▶ Work instructions:
Show every line that has the string "СЦНТИ" in it.

▶ Records supplied:
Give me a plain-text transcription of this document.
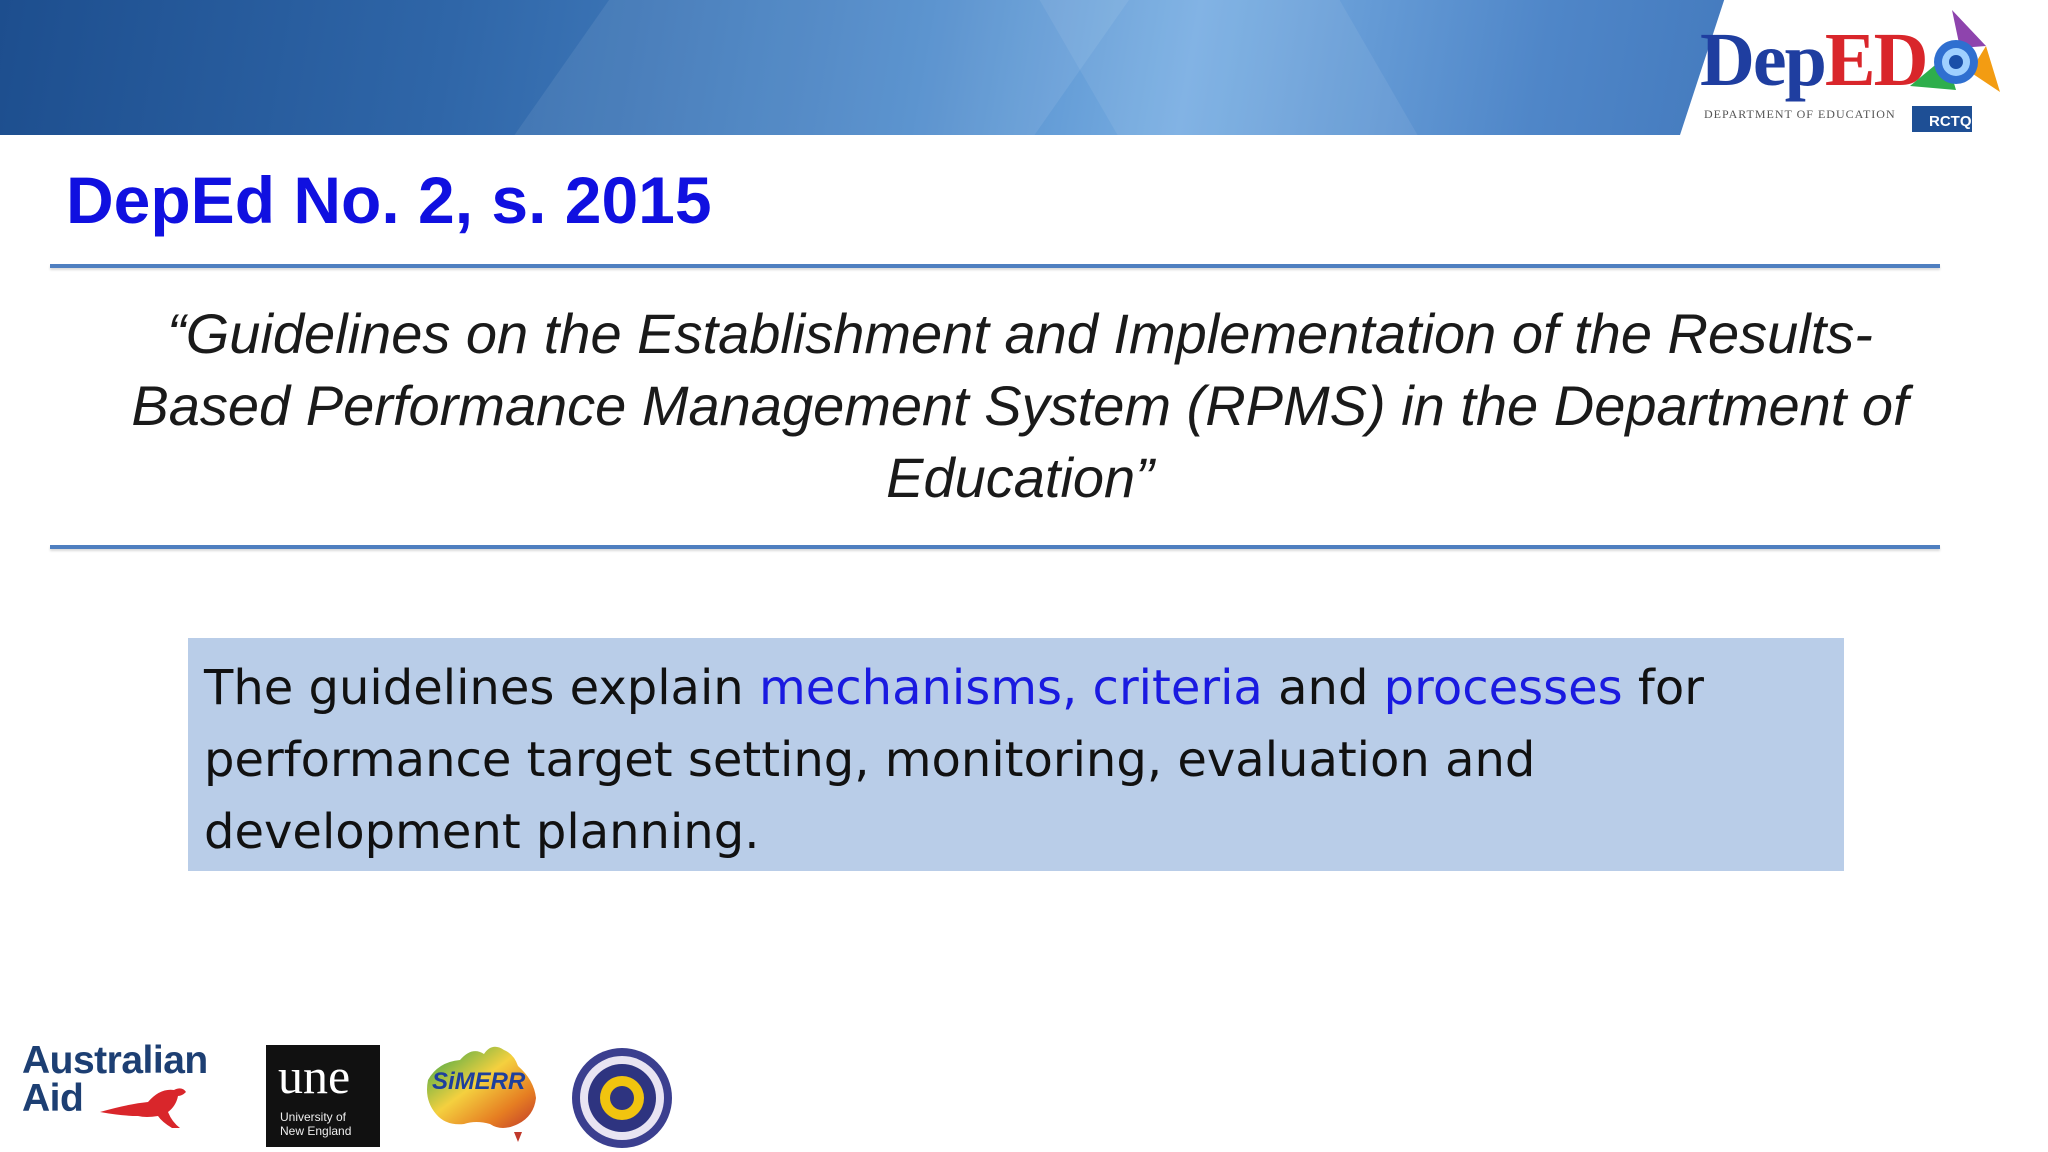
DepED
DEPARTMENT OF EDUCATION RCTQ
DepEd No. 2, s. 2015

“Guidelines on the Establishment and Implementation of the Results-Based Performance Management System (RPMS) in the Department of Education”

The guidelines explain mechanisms, criteria and processes for performance target setting, monitoring, evaluation and development planning.

Australian
Aid	une
University of
New England
SiMERR
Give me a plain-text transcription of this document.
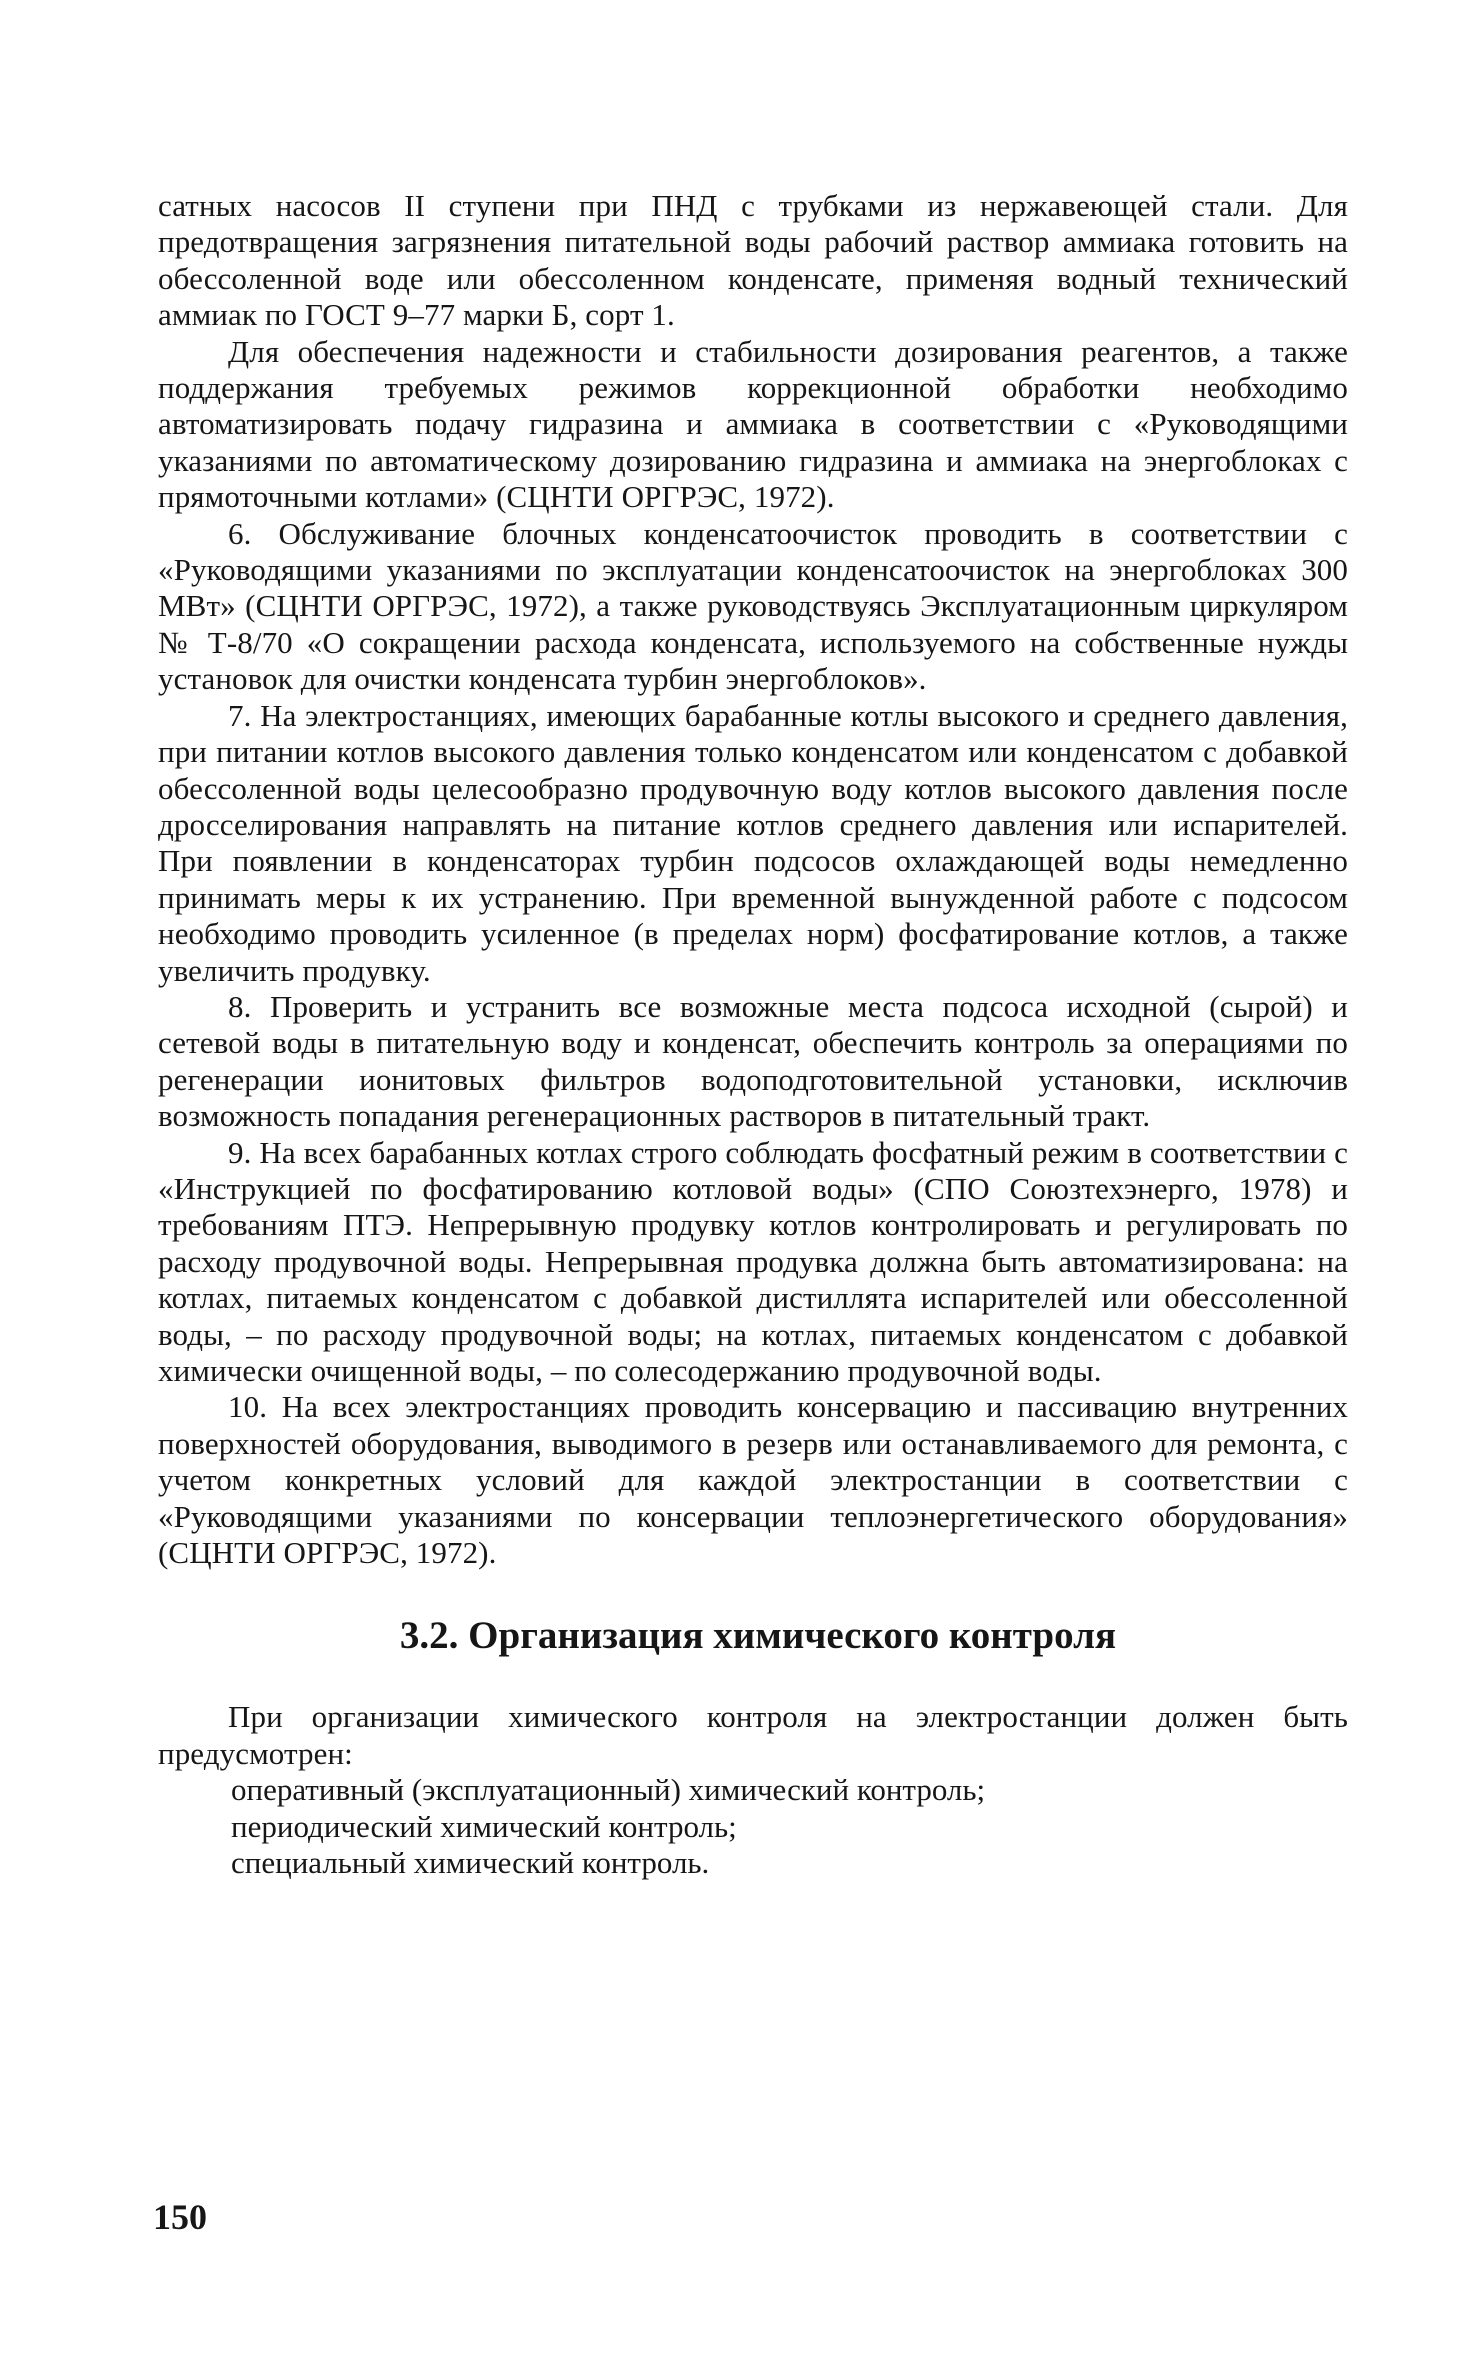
сатных насосов II ступени при ПНД с трубками из нержавеющей стали. Для предотвращения загрязнения питательной воды рабочий раствор аммиака готовить на обессоленной воде или обессоленном конденсате, применяя водный технический аммиак по ГОСТ 9–77 марки Б, сорт 1.

Для обеспечения надежности и стабильности дозирования реагентов, а также поддержания требуемых режимов коррекционной обработки необходимо автоматизировать подачу гидразина и аммиака в соответствии с «Руководящими указаниями по автоматическому дозированию гидразина и аммиака на энергоблоках с прямоточными котлами» (СЦНТИ ОРГРЭС, 1972).

6. Обслуживание блочных конденсатоочисток проводить в соответствии с «Руководящими указаниями по эксплуатации конденсатоочисток на энергоблоках 300 МВт» (СЦНТИ ОРГРЭС, 1972), а также руководствуясь Эксплуатационным циркуляром № Т-8/70 «О сокращении расхода конденсата, используемого на собственные нужды установок для очистки конденсата турбин энергоблоков».

7. На электростанциях, имеющих барабанные котлы высокого и среднего давления, при питании котлов высокого давления только конденсатом или конденсатом с добавкой обессоленной воды целесообразно продувочную воду котлов высокого давления после дросселирования направлять на питание котлов среднего давления или испарителей. При появлении в конденсаторах турбин подсосов охлаждающей воды немедленно принимать меры к их устранению. При временной вынужденной работе с подсосом необходимо проводить усиленное (в пределах норм) фосфатирование котлов, а также увеличить продувку.

8. Проверить и устранить все возможные места подсоса исходной (сырой) и сетевой воды в питательную воду и конденсат, обеспечить контроль за операциями по регенерации ионитовых фильтров водоподготовительной установки, исключив возможность попадания регенерационных растворов в питательный тракт.

9. На всех барабанных котлах строго соблюдать фосфатный режим в соответствии с «Инструкцией по фосфатированию котловой воды» (СПО Союзтехэнерго, 1978) и требованиям ПТЭ. Непрерывную продувку котлов контролировать и регулировать по расходу продувочной воды. Непрерывная продувка должна быть автоматизирована: на котлах, питаемых конденсатом с добавкой дистиллята испарителей или обессоленной воды, – по расходу продувочной воды; на котлах, питаемых конденсатом с добавкой химически очищенной воды, – по солесодержанию продувочной воды.

10. На всех электростанциях проводить консервацию и пассивацию внутренних поверхностей оборудования, выводимого в резерв или останавливаемого для ремонта, с учетом конкретных условий для каждой электростанции в соответствии с «Руководящими указаниями по консервации теплоэнергетического оборудования» (СЦНТИ ОРГРЭС, 1972).

3.2. Организация химического контроля

При организации химического контроля на электростанции должен быть предусмотрен:

оперативный (эксплуатационный) химический контроль;

периодический химический контроль;

специальный химический контроль.

150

▶ Reply to the task:
Для обеспечения надежности и стабильности дозирования реагентов, а также поддержания требуемых режимов коррекционной обработки необходимо автоматизировать подачу гидразина и аммиака в соответствии с «Руководящими указаниями по автоматическому дозированию гидразина и аммиака на энергоблоках с прямоточными котлами» (СЦНТИ ОРГРЭС, 1972).
6. Обслуживание блочных конденсатоочисток проводить в соответствии с «Руководящими указаниями по эксплуатации конденсатоочисток на энергоблоках 300 МВт» (СЦНТИ ОРГРЭС, 1972), а также руководствуясь Эксплуатационным циркуляром № Т-8/70 «О сокращении расхода конденсата, используемого на собственные нужды установок для очистки конденсата турбин энергоблоков».
10. На всех электростанциях проводить консервацию и пассивацию внутренних поверхностей оборудования, выводимого в резерв или останавливаемого для ремонта, с учетом конкретных условий для каждой электростанции в соответствии с «Руководящими указаниями по консервации теплоэнергетического оборудования» (СЦНТИ ОРГРЭС, 1972).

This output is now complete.